(Saved entries)
┄┄┄┄┄┄┄┄┄┄┄┄┄┄┄┄┄┄┄┄

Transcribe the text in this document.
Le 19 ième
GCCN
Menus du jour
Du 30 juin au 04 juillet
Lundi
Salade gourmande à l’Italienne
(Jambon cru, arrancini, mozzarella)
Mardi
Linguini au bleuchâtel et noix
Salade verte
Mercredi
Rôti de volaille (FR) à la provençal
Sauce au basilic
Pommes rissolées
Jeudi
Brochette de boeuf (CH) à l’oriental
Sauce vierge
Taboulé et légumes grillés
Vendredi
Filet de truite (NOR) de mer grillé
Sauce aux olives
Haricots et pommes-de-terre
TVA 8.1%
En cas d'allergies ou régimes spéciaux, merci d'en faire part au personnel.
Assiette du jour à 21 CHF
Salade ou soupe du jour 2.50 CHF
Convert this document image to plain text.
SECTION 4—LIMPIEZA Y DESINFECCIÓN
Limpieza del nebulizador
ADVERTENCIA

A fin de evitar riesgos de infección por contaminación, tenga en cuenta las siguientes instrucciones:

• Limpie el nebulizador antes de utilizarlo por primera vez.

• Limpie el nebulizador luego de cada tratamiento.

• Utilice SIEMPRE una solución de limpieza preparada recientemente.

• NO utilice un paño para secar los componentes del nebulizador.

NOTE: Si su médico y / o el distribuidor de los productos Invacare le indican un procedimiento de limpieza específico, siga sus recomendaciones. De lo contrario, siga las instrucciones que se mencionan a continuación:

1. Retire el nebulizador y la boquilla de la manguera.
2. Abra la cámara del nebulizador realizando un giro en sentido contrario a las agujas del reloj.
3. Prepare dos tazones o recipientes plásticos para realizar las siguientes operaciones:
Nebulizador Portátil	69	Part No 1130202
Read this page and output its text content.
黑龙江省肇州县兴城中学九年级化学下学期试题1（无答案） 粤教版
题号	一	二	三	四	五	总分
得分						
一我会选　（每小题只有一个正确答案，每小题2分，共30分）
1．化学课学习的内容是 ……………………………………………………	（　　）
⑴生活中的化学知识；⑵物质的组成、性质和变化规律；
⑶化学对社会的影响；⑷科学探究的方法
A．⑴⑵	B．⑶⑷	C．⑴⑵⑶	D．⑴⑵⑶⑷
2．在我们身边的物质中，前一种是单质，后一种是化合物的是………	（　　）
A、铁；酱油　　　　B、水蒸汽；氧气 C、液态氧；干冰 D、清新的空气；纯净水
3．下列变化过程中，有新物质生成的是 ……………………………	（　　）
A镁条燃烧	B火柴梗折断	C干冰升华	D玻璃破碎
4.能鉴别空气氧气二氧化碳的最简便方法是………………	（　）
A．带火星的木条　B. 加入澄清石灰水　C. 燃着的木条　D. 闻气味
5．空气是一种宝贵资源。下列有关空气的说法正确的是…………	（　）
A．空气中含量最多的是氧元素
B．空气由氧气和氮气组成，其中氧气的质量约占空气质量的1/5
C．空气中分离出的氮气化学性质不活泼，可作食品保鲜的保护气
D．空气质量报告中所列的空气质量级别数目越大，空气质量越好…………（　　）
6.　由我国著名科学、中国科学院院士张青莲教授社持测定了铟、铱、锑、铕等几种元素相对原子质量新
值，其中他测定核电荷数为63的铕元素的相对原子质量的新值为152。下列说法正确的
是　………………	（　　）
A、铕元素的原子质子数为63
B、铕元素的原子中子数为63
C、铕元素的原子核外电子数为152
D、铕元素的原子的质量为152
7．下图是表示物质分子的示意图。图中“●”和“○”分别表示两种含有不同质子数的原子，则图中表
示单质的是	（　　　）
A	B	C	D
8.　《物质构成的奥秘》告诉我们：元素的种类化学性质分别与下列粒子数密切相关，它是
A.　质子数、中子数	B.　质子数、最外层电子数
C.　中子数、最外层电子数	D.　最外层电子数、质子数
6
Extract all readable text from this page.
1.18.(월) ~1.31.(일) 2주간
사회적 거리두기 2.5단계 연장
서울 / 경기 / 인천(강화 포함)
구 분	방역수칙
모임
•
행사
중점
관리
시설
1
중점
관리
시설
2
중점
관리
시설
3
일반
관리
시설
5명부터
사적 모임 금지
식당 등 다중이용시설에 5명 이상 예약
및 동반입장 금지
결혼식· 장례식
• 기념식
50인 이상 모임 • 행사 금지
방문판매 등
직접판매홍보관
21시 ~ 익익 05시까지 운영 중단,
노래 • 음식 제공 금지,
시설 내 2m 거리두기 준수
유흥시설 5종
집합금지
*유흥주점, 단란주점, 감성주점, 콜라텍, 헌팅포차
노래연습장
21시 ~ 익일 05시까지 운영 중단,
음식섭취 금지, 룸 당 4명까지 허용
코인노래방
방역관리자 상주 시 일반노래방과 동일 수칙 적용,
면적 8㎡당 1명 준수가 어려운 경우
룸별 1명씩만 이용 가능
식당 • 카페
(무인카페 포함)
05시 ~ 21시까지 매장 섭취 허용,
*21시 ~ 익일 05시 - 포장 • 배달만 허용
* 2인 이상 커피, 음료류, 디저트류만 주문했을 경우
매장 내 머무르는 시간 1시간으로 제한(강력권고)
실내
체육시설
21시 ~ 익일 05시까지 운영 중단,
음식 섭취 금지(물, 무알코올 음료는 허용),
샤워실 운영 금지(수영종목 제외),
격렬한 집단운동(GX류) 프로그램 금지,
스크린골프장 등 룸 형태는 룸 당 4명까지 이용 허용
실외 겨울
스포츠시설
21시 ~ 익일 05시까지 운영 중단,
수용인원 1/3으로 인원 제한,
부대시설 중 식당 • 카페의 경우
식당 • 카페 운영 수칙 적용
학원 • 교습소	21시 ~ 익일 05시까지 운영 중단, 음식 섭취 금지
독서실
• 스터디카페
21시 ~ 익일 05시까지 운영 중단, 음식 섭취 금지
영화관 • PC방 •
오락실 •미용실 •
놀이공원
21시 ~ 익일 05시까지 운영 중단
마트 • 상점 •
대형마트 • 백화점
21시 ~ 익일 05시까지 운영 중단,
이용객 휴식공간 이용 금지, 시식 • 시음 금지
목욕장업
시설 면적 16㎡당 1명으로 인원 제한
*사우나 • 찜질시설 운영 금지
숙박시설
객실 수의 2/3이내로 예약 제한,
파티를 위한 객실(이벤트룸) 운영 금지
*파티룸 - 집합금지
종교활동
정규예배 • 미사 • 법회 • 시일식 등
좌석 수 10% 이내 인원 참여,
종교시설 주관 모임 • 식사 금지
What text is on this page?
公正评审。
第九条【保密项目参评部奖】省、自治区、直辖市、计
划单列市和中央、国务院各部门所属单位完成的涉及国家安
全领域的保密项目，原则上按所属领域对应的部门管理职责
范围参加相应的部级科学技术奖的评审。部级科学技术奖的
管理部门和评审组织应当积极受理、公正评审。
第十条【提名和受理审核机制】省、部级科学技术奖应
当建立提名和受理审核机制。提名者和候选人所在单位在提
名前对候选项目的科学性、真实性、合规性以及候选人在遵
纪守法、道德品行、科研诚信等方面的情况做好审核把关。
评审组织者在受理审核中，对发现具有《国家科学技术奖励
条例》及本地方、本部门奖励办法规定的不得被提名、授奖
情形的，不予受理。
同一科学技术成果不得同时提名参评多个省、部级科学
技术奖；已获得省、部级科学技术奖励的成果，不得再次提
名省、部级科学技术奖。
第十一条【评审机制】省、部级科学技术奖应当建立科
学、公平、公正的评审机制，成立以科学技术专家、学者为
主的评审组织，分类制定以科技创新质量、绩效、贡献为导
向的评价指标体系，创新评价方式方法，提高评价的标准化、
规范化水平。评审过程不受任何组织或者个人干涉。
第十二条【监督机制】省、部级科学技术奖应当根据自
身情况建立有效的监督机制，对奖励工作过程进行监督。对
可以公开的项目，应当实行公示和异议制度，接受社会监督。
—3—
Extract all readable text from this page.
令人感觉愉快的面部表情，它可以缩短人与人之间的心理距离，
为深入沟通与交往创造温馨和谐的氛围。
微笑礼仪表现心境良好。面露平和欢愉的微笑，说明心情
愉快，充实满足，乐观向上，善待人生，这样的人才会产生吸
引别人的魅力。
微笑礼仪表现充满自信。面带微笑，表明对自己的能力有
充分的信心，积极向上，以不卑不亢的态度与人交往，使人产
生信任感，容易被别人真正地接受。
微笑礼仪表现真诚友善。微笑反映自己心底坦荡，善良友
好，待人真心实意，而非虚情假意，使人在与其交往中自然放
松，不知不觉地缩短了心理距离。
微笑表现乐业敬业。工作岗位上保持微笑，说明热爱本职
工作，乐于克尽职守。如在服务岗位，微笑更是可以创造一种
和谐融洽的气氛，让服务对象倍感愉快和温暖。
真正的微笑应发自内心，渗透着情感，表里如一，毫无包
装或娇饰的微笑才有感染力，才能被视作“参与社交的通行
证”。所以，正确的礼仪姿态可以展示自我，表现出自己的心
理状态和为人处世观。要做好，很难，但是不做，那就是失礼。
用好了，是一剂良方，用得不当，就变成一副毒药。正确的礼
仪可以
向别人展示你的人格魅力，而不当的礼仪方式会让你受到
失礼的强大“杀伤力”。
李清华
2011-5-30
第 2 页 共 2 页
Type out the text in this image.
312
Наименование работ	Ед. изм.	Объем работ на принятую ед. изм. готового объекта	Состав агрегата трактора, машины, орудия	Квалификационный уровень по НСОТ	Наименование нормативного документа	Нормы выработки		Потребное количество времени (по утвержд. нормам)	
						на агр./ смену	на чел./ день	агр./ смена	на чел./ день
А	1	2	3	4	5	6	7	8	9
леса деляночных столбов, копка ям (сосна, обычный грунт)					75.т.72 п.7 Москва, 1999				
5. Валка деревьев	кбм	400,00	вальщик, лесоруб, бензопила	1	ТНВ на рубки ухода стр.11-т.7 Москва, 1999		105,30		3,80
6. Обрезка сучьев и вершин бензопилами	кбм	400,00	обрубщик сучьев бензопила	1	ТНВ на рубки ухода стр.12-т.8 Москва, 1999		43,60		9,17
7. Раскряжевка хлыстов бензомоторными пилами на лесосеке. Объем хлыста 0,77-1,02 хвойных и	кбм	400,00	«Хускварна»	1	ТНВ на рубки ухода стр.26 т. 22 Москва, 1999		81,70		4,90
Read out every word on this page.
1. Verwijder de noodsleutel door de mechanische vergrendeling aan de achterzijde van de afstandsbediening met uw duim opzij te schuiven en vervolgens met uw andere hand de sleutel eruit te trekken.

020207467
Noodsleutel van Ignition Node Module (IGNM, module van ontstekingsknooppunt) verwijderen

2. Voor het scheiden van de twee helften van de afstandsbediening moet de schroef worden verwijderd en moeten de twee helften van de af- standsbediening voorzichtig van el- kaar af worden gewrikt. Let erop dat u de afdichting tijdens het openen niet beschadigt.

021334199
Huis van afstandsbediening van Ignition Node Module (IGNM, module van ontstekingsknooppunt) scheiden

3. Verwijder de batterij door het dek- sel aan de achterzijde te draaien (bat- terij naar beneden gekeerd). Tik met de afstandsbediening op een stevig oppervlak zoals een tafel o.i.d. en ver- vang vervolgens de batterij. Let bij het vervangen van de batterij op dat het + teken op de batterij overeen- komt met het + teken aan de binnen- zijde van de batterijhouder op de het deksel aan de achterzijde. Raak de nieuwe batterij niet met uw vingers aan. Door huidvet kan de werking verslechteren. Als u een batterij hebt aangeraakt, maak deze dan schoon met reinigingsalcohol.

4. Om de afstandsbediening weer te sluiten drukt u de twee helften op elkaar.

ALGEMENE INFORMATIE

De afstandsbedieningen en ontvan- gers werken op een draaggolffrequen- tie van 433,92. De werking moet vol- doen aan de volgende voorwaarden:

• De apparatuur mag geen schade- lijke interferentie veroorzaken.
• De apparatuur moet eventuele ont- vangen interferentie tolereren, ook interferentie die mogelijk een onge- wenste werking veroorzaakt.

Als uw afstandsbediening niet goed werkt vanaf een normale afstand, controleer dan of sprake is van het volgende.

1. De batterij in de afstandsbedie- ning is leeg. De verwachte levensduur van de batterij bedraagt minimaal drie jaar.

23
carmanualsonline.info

┄┄┄┄┄┄┄┄┄┄┄┄┄┄┄┄┄┄┄┄

> _Aim_:
Determine how many lines include the string "Москва". Give no answer but the number.

> _Task result_:
4